## [INSTRUCTION]
Locate each line of the material that contains "Lion", then return it.

## [RECORDS]
'''
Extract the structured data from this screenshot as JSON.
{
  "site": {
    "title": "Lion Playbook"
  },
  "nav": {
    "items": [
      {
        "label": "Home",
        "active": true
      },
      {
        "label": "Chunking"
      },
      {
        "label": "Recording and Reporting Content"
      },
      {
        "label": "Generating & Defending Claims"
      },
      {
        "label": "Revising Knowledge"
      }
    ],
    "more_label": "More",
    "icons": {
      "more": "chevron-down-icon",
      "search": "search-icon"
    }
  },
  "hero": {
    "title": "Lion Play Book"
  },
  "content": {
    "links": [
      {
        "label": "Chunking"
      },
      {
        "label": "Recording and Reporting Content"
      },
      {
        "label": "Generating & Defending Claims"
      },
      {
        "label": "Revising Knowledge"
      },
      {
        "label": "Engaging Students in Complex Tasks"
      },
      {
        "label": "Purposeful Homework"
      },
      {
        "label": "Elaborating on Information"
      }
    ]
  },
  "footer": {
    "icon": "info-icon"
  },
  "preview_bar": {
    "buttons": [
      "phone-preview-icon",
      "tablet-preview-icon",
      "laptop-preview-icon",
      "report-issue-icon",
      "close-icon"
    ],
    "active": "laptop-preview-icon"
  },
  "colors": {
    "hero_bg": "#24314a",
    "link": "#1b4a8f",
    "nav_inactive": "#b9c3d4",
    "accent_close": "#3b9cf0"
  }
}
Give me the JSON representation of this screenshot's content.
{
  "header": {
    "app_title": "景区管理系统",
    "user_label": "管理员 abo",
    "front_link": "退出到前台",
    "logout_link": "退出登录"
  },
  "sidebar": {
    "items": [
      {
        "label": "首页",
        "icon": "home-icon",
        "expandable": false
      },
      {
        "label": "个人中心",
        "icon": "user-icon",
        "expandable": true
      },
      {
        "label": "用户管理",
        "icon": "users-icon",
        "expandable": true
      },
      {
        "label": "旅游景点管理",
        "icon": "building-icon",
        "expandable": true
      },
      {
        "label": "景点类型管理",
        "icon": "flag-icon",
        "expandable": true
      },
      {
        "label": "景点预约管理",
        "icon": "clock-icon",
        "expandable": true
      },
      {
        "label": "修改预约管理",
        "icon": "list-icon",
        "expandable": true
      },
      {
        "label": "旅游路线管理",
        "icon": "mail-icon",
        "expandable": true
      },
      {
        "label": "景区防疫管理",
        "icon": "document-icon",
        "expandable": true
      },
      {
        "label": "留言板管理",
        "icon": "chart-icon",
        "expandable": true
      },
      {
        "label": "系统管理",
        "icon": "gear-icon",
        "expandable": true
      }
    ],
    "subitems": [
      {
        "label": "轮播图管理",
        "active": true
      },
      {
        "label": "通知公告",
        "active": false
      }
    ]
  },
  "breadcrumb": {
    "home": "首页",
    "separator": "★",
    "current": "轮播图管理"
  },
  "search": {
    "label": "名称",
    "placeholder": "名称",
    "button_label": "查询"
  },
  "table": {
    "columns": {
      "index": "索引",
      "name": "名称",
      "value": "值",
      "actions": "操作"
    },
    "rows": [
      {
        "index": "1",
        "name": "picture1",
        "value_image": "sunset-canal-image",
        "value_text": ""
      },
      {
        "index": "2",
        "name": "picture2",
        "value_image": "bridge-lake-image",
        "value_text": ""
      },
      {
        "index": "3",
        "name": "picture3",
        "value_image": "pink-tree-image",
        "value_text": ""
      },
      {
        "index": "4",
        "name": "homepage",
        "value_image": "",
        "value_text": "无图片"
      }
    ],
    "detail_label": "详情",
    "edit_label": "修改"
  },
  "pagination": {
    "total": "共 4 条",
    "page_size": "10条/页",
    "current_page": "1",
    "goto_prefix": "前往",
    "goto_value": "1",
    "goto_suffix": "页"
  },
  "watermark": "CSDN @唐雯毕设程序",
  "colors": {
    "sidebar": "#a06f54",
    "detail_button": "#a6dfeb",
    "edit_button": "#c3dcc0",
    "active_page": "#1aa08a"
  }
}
'''
## [RESULT]
    "title": "Lion Playbook"
    "title": "Lion Play Book"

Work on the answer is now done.